> _WRITTEN TASK_
Give the number of lines holding the string "Foglalkoztatás", and nothing else.

> _DATA PROVIDED_
§
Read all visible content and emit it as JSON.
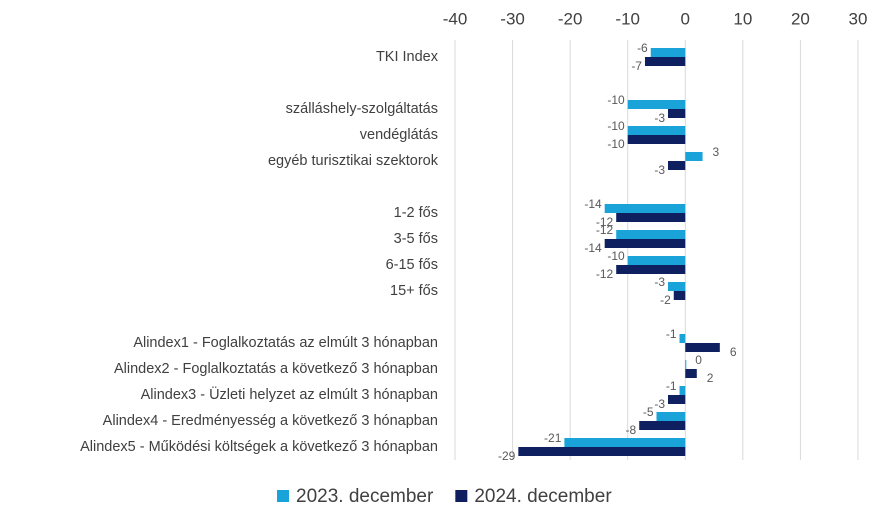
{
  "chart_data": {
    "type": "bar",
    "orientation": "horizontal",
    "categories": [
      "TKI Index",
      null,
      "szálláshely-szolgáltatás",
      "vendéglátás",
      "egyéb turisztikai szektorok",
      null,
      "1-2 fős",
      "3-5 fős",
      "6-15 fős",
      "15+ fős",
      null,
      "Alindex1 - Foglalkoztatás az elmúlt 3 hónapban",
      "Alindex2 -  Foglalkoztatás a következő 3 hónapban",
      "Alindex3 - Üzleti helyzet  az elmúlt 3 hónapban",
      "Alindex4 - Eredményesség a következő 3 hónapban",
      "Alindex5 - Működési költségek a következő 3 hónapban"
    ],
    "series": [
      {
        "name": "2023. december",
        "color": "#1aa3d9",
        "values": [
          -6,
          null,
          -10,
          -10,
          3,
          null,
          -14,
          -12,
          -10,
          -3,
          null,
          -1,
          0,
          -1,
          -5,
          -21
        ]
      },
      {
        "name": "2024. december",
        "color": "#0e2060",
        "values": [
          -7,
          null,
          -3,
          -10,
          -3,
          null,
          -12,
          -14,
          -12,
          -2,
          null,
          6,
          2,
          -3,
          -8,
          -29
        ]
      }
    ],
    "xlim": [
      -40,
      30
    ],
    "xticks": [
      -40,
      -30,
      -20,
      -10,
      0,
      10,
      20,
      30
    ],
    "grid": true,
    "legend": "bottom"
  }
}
§
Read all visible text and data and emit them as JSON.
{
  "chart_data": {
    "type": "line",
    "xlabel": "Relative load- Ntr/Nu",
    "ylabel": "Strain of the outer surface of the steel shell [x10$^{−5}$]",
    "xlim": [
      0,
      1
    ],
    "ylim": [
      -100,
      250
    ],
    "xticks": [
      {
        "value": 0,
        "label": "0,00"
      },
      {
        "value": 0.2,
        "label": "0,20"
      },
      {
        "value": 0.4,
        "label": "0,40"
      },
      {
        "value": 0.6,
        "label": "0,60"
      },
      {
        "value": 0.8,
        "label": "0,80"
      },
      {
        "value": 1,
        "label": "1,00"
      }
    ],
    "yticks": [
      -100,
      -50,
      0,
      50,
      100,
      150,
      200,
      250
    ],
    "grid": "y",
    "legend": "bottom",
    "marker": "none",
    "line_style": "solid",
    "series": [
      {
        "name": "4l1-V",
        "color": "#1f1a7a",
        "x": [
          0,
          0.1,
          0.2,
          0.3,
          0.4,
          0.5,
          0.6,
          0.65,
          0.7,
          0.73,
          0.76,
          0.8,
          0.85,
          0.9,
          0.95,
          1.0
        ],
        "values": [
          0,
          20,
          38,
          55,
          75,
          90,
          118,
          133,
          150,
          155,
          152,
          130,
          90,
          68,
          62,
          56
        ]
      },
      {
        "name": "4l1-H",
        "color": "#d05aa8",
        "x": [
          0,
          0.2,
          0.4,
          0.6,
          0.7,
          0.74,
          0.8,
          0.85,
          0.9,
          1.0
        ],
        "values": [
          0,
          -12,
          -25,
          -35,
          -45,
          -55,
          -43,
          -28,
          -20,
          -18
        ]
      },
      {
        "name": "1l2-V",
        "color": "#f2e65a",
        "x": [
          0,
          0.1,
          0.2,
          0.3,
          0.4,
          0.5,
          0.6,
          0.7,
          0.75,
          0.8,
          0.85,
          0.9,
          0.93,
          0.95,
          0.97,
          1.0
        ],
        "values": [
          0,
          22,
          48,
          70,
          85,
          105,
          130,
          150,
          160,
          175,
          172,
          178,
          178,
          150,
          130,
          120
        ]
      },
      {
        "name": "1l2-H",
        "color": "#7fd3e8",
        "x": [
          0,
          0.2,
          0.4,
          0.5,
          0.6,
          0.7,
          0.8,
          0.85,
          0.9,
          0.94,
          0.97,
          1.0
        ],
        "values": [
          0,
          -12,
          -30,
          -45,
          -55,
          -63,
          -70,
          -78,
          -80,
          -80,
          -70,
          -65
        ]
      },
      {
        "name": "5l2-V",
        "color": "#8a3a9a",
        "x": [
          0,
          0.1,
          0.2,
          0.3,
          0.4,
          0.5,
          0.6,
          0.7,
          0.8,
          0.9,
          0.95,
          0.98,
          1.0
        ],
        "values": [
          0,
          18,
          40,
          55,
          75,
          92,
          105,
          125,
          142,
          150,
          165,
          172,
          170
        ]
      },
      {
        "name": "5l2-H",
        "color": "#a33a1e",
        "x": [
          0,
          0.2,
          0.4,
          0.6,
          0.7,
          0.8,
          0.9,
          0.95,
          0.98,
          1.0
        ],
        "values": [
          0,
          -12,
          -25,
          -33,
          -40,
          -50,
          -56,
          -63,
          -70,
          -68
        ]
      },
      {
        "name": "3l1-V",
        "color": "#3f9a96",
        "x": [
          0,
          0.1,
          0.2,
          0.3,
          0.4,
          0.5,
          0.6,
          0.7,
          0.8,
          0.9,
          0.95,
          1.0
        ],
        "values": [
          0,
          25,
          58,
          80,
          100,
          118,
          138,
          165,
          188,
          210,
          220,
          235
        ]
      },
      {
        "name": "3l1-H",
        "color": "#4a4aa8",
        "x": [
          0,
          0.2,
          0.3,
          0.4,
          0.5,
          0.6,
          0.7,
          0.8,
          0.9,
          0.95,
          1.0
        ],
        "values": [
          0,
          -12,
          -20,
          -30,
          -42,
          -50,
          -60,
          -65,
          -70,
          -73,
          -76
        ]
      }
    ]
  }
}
§
> _PROBLEM SOLUTION_
2